# About this exercise:
Say how many lines in the entries below have the word "faucet" in them, giving only the number.

Entries from a page text dataset:
☆ ☆ ☆ ☆

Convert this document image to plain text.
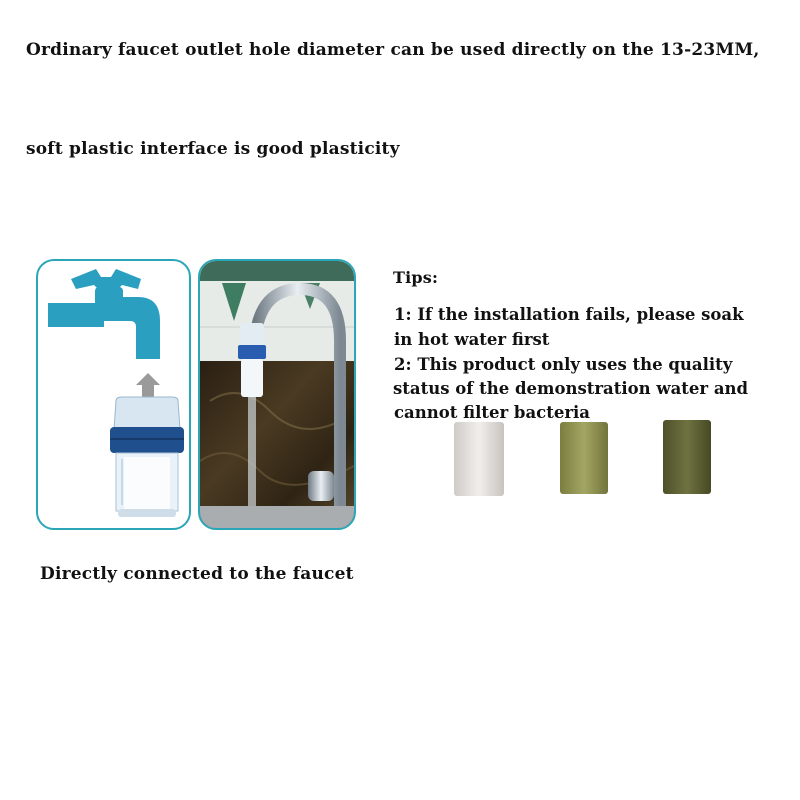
Ordinary faucet outlet hole diameter can be used directly on the 13-23MM,
soft plastic interface is good plasticity
Directly connected to the faucet
Tips:
1: If the installation fails, please soak
in hot water first
2: This product only uses the quality
status of the demonstration water and
cannot filter bacteria
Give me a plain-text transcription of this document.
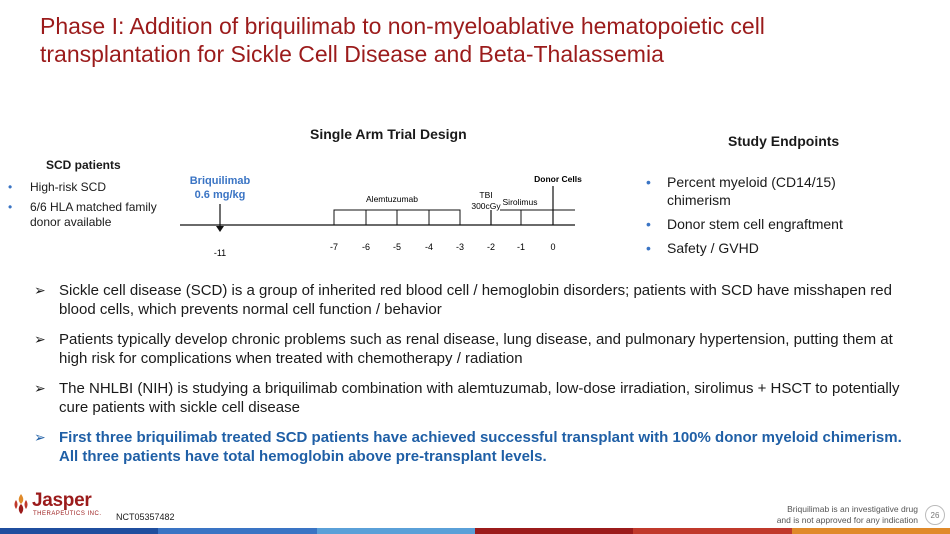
Phase I: Addition of briquilimab to non-myeloablative hematopoietic cell transplantation for Sickle Cell Disease and Beta-Thalassemia
Single Arm Trial Design	Study Endpoints
SCD patients
• High-risk SCD
• 6/6 HLA matched family donor available
Briquilimab
0.6 mg/kg
-11
Alemtuzumab	TBI
300cGy Sirolimus
Donor Cells
-7	-6	-5	-4	-3	-2 -1	0
• Percent myeloid (CD14/15) chimerism
• Donor stem cell engraftment
• Safety / GVHD
➢ Sickle cell disease (SCD) is a group of inherited red blood cell / hemoglobin disorders; patients with SCD have misshapen red blood cells, which prevents normal cell function / behavior
➢ Patients typically develop chronic problems such as renal disease, lung disease, and pulmonary hypertension, putting them at high risk for complications when treated with chemotherapy / radiation
➢ The NHLBI (NIH) is studying a briquilimab combination with alemtuzumab, low-dose irradiation, sirolimus + HSCT to potentially cure patients with sickle cell disease
➢ First three briquilimab treated SCD patients have achieved successful transplant with 100% donor myeloid chimerism. All three patients have total hemoglobin above pre-transplant levels.
Jasper
THERAPEUTICS INC. NCT05357482
Briquilimab is an investigative drug
and is not approved for any indication	26
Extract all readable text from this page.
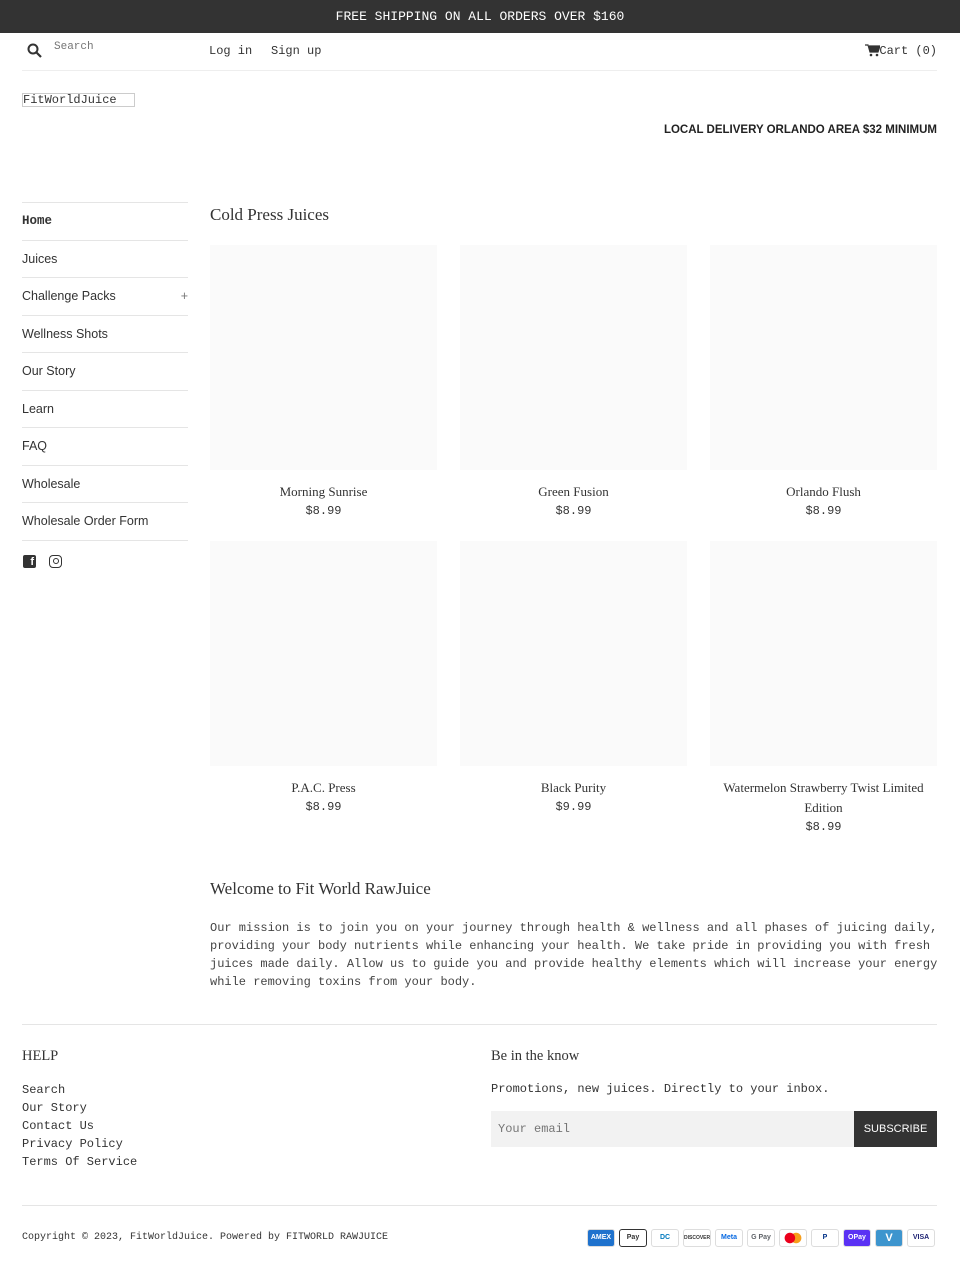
FREE SHIPPING ON ALL ORDERS OVER $160
Search
Log in Sign up	Cart (0)
FitWorldJuice
LOCAL DELIVERY ORLANDO AREA $32 MINIMUM
Home
Juices
Challenge Packs	+
Wellness Shots
Our Story
Learn
FAQ
Wholesale
Wholesale Order Form
f
Cold Press Juices
Morning Sunrise
$8.99
Green Fusion
$8.99
Orlando Flush
$8.99
P.A.C. Press
$8.99
Black Purity
$9.99
Watermelon Strawberry Twist Limited Edition
$8.99
Welcome to Fit World RawJuice

Our mission is to join you on your journey through health & wellness and all phases of juicing daily, providing your body nutrients while enhancing your health. We take pride in providing you with fresh juices made daily. Allow us to guide you and provide healthy elements which will increase your energy while removing toxins from your body.

HELP
Search
Our Story
Contact Us
Privacy Policy
Terms Of Service
Be in the know

Promotions, new juices. Directly to your inbox.

Your email
SUBSCRIBE
Copyright © 2023, FitWorldJuice. Powered by FITWORLD RAWJUICE	AMEX	Pay	DC	DISCOVER	Meta	G Pay	P	OPay	V	VISA
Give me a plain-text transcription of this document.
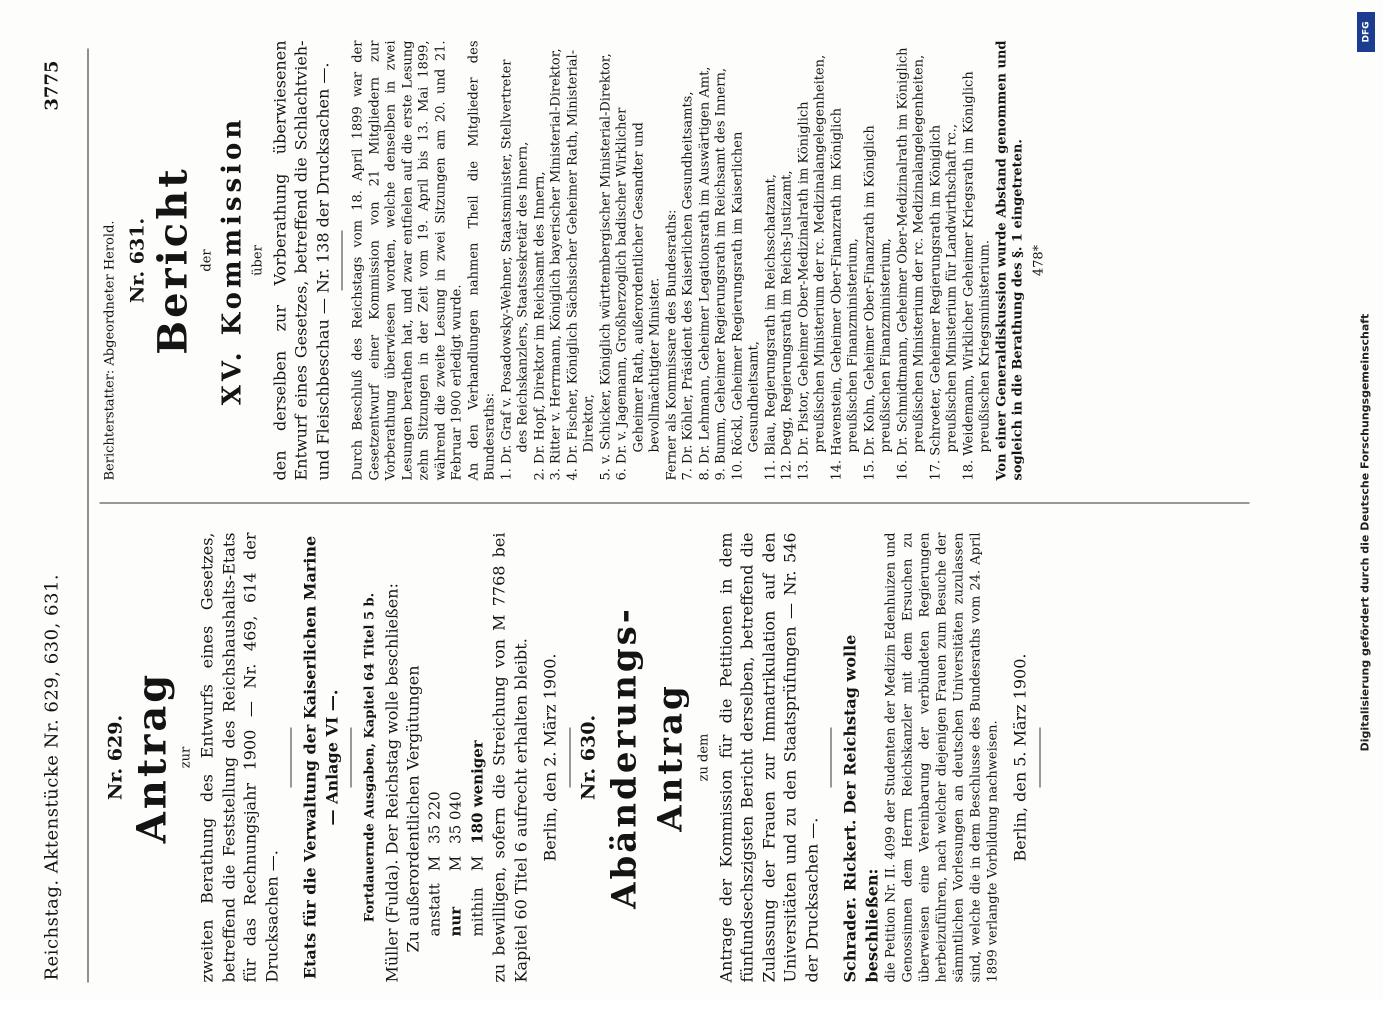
Reichstag. Aktenstücke Nr. 629, 630, 631.
3775
Nr. 629. Antrag zur zweiten Berathung des Entwurfs eines Gesetzes, betreffend die Feststellung des Reichshaushalts-Etats für das Rechnungsjahr 1900 — Nr. 469, 614 der Drucksachen —. Etats für die Verwaltung der Kaiserlichen Marine — Anlage VI —. Fortdauernde Ausgaben, Kapitel 64 Titel 5 b. Müller (Fulda). Der Reichstag wolle beschließen: Zu außerordentlichen Vergütungen anstatt	M	35 220
nur	M	35 040
mithin	M	180 weniger zu bewilligen, sofern die Streichung von M 7768 bei Kapitel 60 Titel 6 aufrecht erhalten bleibt. Berlin, den 2. März 1900. Nr. 630. Abänderungs-Antrag zu dem Antrage der Kommission für die Petitionen in dem fünfundsechszigsten Bericht derselben, betreffend die Zulassung der Frauen zur Immatrikulation auf den Universitäten und zu den Staatsprüfungen — Nr. 546 der Drucksachen —. Schrader. Rickert. Der Reichstag wolle beschließen: die Petition Nr. II. 4099 der Studenten der Medizin Edenhuizen und Genossinnen dem Herrn Reichskanzler mit dem Ersuchen zu überweisen eine Vereinbarung der verbündeten Regierungen herbeizuführen, nach welcher diejenigen Frauen zum Besuche der sämmtlichen Vorlesungen an deutschen Universitäten zuzulassen sind, welche die in dem Beschlusse des Bundesraths vom 24. April 1899 verlangte Vorbildung nachweisen. Berlin, den 5. März 1900.

Berichterstatter: Abgeordneter Herold. Nr. 631. Bericht der XV. Kommission über den derselben zur Vorberathung überwiesenen Entwurf eines Gesetzes, betreffend die Schlachtvieh- und Fleischbeschau — Nr. 138 der Drucksachen —. Durch Beschluß des Reichstags vom 18. April 1899 war der Gesetzentwurf einer Kommission von 21 Mitgliedern zur Vorberathung überwiesen worden, welche denselben in zwei Lesungen berathen hat, und zwar entfielen auf die erste Lesung zehn Sitzungen in der Zeit vom 19. April bis 13. Mai 1899, während die zweite Lesung in zwei Sitzungen am 20. und 21. Februar 1900 erledigt wurde. An den Verhandlungen nahmen Theil die Mitglieder des Bundesraths: 1. Dr. Graf v. Posadowsky-Wehner, Staatsminister, Stellvertreter des Reichskanzlers, Staatssekretär des Innern, 2. Dr. Hopf, Direktor im Reichsamt des Innern, 3. Ritter v. Herrmann, Königlich bayerischer Ministerial-Direktor, 4. Dr. Fischer, Königlich Sächsischer Geheimer Rath, Ministerial-Direktor, 5. v. Schicker, Königlich württembergischer Ministerial-Direktor, 6. Dr. v. Jagemann, Großherzoglich badischer Wirklicher Geheimer Rath, außerordentlicher Gesandter und bevollmächtigter Minister. Ferner als Kommissare des Bundesraths: 7. Dr. Köhler, Präsident des Kaiserlichen Gesundheitsamts, 8. Dr. Lehmann, Geheimer Legationsrath im Auswärtigen Amt, 9. Bumm, Geheimer Regierungsrath im Reichsamt des Innern, 10. Röckl, Geheimer Regierungsrath im Kaiserlichen Gesundheitsamt, 11. Blau, Regierungsrath im Reichsschatzamt, 12. Degg, Regierungsrath im Reichs-Justizamt, 13. Dr. Pistor, Geheimer Ober-Medizinalrath im Königlich preußischen Ministerium der rc. Medizinalangelegenheiten, 14. Havenstein, Geheimer Ober-Finanzrath im Königlich preußischen Finanzministerium, 15. Dr. Kohn, Geheimer Ober-Finanzrath im Königlich preußischen Finanzministerium, 16. Dr. Schmidtmann, Geheimer Ober-Medizinalrath im Königlich preußischen Ministerium der rc. Medizinalangelegenheiten, 17. Schroeter, Geheimer Regierungsrath im Königlich preußischen Ministerium für Landwirthschaft rc., 18. Weidemann, Wirklicher Geheimer Kriegsrath im Königlich preußischen Kriegsministerium. Von einer Generaldiskussion wurde Abstand genommen und sogleich in die Berathung des §. 1 eingetreten. 478*

DFG
Digitalisierung gefördert durch die Deutsche Forschungsgemeinschaft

☆ ☆ ☆ ☆

# Exercise solution:
2